- [Description of the task] Search the material for "this" and show all lines that contain it.

- [Supplied entries]
□ □ □
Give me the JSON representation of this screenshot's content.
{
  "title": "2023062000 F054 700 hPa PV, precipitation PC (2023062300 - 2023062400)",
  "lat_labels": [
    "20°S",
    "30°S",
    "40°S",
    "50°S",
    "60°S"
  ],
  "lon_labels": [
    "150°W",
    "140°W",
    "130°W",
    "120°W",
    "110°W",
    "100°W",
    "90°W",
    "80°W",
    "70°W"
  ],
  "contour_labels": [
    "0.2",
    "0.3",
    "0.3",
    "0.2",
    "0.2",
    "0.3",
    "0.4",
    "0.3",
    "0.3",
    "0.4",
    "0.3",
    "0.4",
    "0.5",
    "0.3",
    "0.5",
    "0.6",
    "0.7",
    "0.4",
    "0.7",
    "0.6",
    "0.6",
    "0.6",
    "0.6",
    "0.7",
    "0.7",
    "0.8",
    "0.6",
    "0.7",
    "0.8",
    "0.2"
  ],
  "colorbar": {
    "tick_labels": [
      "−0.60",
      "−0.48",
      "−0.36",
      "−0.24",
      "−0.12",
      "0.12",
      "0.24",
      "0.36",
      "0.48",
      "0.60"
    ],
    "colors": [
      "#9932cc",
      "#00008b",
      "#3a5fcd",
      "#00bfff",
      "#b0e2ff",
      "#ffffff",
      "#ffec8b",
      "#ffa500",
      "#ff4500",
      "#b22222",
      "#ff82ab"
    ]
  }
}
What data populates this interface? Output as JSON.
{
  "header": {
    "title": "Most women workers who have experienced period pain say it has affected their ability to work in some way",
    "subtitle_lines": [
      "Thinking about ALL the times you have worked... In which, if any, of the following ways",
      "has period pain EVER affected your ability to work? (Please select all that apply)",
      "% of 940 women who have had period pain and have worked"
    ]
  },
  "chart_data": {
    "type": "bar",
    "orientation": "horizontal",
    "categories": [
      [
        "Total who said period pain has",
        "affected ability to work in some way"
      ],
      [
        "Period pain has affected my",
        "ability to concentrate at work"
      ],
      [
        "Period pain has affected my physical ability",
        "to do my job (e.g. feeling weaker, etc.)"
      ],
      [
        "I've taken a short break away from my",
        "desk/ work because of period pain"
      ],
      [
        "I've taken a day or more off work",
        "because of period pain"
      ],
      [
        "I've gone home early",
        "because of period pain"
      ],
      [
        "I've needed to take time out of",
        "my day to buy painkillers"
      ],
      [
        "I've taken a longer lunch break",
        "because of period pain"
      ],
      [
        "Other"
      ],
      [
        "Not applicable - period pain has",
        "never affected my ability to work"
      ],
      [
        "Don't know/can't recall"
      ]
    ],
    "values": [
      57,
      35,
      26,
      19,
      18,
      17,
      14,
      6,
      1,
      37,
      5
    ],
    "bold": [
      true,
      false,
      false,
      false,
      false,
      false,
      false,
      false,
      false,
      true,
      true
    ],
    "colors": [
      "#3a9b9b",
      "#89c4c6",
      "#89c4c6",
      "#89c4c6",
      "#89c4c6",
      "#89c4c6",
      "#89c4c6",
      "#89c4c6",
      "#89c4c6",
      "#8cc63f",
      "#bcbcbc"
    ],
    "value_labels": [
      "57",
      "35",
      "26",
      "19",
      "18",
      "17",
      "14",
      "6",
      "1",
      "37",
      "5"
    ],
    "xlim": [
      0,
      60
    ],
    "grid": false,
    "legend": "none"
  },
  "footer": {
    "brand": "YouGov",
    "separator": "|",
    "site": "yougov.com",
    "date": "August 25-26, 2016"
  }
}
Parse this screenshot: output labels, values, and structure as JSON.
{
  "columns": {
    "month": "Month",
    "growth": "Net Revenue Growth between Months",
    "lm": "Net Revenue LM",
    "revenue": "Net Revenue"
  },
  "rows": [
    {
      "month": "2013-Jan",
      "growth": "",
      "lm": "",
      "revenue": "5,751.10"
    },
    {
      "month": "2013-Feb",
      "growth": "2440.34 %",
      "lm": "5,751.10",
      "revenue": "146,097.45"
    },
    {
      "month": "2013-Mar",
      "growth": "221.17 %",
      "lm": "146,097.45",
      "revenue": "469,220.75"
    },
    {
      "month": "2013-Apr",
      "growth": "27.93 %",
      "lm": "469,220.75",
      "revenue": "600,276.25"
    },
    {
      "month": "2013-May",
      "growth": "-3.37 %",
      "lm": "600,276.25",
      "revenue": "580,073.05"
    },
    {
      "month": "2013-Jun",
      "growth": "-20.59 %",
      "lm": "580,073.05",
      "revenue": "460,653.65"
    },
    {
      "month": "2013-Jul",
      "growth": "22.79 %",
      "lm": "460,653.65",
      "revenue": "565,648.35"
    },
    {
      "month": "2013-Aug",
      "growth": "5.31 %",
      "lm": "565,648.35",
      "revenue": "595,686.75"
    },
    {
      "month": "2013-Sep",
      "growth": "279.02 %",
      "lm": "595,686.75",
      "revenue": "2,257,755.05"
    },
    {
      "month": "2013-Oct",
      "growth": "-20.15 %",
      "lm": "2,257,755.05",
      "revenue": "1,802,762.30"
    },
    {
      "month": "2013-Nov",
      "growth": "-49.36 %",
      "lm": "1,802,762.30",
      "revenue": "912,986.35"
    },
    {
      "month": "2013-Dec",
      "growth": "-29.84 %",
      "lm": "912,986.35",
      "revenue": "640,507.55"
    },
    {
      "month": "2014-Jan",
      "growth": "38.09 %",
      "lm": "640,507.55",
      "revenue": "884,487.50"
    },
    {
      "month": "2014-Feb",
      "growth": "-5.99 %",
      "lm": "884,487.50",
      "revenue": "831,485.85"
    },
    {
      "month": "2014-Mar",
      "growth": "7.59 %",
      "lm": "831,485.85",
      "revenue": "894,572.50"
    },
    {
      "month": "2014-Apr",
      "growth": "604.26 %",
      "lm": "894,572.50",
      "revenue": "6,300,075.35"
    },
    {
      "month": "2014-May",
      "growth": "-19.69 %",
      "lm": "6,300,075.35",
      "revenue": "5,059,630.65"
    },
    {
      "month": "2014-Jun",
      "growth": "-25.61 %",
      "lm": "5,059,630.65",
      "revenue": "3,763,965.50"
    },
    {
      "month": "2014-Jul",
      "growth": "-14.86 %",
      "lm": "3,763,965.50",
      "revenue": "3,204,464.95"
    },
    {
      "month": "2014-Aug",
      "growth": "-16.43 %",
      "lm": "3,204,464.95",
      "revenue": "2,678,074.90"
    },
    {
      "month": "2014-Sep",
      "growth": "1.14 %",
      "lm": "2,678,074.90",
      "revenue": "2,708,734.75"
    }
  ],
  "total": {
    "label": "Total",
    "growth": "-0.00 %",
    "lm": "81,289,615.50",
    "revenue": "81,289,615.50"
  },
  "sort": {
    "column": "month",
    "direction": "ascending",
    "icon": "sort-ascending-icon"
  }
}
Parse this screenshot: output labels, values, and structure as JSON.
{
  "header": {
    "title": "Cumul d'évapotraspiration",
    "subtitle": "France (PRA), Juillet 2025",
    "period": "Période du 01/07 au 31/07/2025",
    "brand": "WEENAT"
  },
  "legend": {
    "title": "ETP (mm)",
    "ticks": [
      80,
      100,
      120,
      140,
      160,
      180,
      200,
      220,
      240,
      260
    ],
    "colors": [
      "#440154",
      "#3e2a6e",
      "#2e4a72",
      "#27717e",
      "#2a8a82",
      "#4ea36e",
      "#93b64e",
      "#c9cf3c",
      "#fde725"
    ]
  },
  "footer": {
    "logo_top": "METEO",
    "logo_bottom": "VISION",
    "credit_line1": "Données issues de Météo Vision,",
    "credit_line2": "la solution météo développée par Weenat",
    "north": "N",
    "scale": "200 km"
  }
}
□ □ □
- [Task answer]
Give me the JSON representation of this screenshot's content.
What data populates this interface? Output as JSON.
Parse this screenshot: output labels, values, and structure as JSON.
Parse this screenshot: output labels, values, and structure as JSON.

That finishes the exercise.